Provided records:
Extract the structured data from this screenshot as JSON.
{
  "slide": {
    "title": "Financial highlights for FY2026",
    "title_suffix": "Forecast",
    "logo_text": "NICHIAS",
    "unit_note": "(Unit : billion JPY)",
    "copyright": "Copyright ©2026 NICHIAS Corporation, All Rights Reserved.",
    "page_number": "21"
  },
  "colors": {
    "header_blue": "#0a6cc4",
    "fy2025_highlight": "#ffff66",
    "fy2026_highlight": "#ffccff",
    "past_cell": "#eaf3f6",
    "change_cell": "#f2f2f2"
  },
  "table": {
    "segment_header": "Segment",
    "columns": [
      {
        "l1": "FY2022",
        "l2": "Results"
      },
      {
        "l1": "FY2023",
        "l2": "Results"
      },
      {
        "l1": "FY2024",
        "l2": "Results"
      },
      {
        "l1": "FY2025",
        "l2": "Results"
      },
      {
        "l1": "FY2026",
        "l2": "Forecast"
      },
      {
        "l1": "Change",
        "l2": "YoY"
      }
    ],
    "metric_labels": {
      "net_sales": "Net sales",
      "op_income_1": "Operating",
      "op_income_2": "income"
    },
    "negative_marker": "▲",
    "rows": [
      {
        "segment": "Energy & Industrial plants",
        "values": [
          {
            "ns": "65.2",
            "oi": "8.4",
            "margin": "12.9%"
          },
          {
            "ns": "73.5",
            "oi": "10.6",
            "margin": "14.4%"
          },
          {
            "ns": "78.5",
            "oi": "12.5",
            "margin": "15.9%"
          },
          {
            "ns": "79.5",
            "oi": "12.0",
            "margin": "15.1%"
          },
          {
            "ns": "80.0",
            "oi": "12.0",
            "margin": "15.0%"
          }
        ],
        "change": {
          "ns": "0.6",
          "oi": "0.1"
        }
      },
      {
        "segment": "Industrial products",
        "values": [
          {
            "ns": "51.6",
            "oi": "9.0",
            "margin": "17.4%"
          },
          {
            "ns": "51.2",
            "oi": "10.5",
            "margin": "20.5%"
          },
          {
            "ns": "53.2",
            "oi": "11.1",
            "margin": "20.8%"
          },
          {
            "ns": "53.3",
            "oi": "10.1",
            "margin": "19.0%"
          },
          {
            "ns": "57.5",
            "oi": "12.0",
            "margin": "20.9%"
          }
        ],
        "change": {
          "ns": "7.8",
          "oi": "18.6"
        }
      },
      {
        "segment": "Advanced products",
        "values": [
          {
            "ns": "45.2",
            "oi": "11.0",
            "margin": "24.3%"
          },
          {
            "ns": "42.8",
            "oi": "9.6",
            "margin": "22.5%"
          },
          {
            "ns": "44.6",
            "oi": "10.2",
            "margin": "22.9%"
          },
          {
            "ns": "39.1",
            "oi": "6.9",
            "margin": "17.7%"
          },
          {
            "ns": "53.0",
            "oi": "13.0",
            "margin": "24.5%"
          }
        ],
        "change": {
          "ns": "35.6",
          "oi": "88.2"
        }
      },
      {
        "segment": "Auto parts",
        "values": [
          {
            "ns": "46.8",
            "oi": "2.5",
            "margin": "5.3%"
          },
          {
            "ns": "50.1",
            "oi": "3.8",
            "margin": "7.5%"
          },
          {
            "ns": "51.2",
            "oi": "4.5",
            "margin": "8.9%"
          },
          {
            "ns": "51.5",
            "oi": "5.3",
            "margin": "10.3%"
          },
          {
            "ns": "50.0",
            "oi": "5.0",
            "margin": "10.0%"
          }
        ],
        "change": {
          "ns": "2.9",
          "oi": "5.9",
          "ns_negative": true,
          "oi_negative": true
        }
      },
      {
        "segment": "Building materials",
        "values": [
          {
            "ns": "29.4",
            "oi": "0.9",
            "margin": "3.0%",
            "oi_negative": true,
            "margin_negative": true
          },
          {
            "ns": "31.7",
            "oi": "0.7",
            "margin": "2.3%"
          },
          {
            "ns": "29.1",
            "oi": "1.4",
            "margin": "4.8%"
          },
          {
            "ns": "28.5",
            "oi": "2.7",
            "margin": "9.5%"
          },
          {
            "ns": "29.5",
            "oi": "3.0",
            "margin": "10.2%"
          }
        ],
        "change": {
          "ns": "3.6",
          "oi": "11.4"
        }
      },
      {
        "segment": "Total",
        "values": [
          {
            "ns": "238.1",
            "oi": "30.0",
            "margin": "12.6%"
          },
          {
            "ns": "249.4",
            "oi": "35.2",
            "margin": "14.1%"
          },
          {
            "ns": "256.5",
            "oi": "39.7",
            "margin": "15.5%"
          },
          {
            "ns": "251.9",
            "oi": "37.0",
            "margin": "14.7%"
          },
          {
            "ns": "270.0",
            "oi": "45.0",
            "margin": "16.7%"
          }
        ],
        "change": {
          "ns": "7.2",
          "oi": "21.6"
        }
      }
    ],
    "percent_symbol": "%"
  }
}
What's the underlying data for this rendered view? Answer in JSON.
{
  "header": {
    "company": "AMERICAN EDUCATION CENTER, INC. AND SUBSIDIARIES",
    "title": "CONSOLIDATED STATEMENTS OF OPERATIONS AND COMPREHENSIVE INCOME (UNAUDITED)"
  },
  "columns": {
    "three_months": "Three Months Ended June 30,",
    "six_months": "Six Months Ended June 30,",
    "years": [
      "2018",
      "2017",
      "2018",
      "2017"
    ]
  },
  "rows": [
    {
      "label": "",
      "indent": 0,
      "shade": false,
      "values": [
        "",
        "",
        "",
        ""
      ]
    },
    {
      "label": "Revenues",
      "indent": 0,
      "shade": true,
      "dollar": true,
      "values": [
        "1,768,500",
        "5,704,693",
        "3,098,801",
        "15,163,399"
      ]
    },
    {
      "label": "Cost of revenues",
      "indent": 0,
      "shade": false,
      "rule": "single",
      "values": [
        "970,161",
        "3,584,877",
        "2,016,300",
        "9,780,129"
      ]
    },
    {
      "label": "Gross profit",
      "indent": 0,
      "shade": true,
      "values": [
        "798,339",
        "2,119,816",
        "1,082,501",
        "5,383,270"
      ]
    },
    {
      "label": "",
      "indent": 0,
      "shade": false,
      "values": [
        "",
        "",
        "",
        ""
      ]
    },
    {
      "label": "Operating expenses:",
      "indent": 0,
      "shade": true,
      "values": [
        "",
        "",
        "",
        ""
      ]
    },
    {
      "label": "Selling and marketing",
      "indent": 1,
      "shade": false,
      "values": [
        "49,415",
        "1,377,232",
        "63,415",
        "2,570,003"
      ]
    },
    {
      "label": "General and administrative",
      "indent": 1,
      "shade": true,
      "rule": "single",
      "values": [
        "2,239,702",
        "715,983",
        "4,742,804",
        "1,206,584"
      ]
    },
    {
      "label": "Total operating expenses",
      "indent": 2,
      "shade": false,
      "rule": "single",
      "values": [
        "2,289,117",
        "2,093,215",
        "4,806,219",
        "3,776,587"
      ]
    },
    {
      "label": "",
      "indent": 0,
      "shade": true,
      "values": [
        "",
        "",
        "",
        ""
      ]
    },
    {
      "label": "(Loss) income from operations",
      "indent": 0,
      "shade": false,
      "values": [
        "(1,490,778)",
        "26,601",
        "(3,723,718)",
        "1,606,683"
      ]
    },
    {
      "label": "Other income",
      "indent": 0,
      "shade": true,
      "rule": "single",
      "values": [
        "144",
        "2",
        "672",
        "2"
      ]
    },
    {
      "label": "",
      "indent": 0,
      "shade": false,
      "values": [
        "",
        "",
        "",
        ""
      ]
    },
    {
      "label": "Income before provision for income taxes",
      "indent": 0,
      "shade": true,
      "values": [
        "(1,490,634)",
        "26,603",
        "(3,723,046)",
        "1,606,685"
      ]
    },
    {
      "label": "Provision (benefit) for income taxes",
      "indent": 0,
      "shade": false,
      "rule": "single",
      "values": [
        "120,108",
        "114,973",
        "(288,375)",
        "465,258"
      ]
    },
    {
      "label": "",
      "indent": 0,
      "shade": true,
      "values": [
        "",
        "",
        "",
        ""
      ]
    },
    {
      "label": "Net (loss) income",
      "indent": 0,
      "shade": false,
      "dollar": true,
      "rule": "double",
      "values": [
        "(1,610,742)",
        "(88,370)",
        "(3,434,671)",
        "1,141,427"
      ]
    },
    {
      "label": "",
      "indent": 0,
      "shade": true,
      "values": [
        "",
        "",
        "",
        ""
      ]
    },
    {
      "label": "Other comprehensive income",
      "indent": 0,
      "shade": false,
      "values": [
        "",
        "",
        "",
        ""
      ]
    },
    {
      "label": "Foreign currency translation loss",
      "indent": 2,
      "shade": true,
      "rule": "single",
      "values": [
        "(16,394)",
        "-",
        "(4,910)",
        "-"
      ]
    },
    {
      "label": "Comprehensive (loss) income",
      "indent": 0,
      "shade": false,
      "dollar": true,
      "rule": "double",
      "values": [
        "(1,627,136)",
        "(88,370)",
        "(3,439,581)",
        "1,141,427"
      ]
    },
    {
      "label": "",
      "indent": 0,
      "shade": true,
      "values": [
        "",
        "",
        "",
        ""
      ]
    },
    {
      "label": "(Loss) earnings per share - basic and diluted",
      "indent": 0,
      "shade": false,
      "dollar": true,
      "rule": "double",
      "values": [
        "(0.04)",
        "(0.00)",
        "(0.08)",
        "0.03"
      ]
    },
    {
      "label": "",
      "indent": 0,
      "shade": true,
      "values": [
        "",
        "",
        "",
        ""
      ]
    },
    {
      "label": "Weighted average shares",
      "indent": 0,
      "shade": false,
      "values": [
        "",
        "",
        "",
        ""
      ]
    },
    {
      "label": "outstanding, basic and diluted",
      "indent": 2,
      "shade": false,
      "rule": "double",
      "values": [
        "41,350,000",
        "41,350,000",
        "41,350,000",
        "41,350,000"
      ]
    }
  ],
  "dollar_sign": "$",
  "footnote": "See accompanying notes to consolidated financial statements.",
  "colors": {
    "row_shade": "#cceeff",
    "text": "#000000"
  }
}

What to do: State how many lines above include the word "from", and nothing more.

Full answer: 2